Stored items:
-- -- --

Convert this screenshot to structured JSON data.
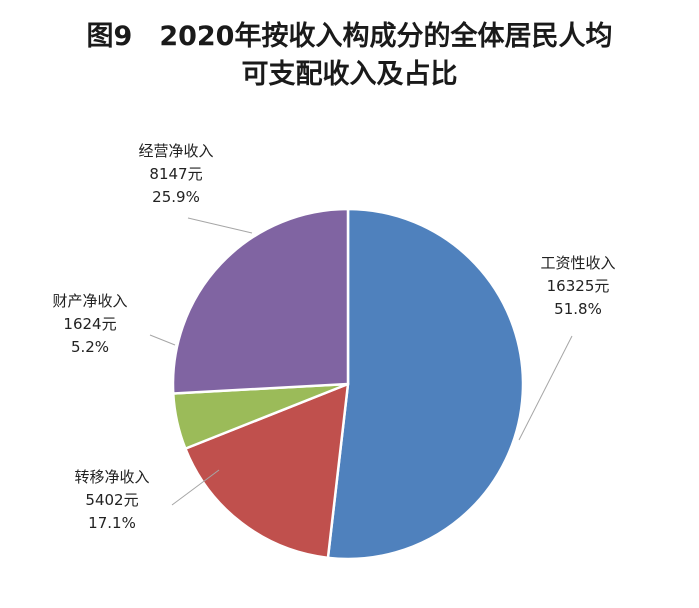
{
  "chart_data": {
    "type": "pie",
    "title_lines": [
      "图9　2020年按收入构成分的全体居民人均",
      "可支配收入及占比"
    ],
    "unit": "元",
    "start_angle_deg": 0,
    "direction": "clockwise",
    "slices": [
      {
        "name": "工资性收入",
        "value": 16325,
        "value_label": "16325元",
        "percent_label": "51.8%",
        "color": "#4F81BD"
      },
      {
        "name": "转移净收入",
        "value": 5402,
        "value_label": "5402元",
        "percent_label": "17.1%",
        "color": "#C0504D"
      },
      {
        "name": "财产净收入",
        "value": 1624,
        "value_label": "1624元",
        "percent_label": "5.2%",
        "color": "#9BBB59"
      },
      {
        "name": "经营净收入",
        "value": 8147,
        "value_label": "8147元",
        "percent_label": "25.9%",
        "color": "#8064A2"
      }
    ]
  }
}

-- -- --

**GIVEN EXERCISE**
Pull out all lines in the data above that include "name".

**EXERCISE SOLUTION**
        "name": "工资性收入",
        "name": "转移净收入",
        "name": "财产净收入",
        "name": "经营净收入",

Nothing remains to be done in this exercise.